Exercise: Every line of the material is to be quoted verbatim, minus the pictures.

Records for this task:
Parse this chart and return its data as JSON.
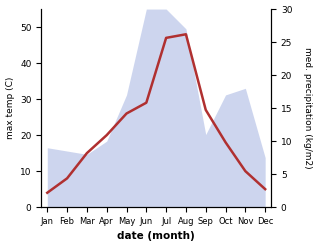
{
  "months": [
    "Jan",
    "Feb",
    "Mar",
    "Apr",
    "May",
    "Jun",
    "Jul",
    "Aug",
    "Sep",
    "Oct",
    "Nov",
    "Dec"
  ],
  "temp_max": [
    4,
    8,
    15,
    20,
    26,
    29,
    47,
    48,
    27,
    18,
    10,
    5
  ],
  "precipitation": [
    9,
    8.5,
    8,
    10,
    17,
    30,
    30,
    27,
    11,
    17,
    18,
    7.5
  ],
  "temp_color": "#b03030",
  "precip_fill_color": "#b8c4e8",
  "temp_ylim": [
    0,
    55
  ],
  "precip_ylim": [
    0,
    30
  ],
  "temp_yticks": [
    0,
    10,
    20,
    30,
    40,
    50
  ],
  "precip_yticks": [
    0,
    5,
    10,
    15,
    20,
    25,
    30
  ],
  "xlabel": "date (month)",
  "ylabel_left": "max temp (C)",
  "ylabel_right": "med. precipitation (kg/m2)",
  "figsize": [
    3.18,
    2.47
  ],
  "dpi": 100
}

Complete output:
Parse this chart and return its data as JSON.
{
  "months": [
    "Jan",
    "Feb",
    "Mar",
    "Apr",
    "May",
    "Jun",
    "Jul",
    "Aug",
    "Sep",
    "Oct",
    "Nov",
    "Dec"
  ],
  "temp_max": [
    4,
    8,
    15,
    20,
    26,
    29,
    47,
    48,
    27,
    18,
    10,
    5
  ],
  "precipitation": [
    9,
    8.5,
    8,
    10,
    17,
    30,
    30,
    27,
    11,
    17,
    18,
    7.5
  ],
  "temp_color": "#b03030",
  "precip_fill_color": "#b8c4e8",
  "temp_ylim": [
    0,
    55
  ],
  "precip_ylim": [
    0,
    30
  ],
  "temp_yticks": [
    0,
    10,
    20,
    30,
    40,
    50
  ],
  "precip_yticks": [
    0,
    5,
    10,
    15,
    20,
    25,
    30
  ],
  "xlabel": "date (month)",
  "ylabel_left": "max temp (C)",
  "ylabel_right": "med. precipitation (kg/m2)",
  "figsize": [
    3.18,
    2.47
  ],
  "dpi": 100
}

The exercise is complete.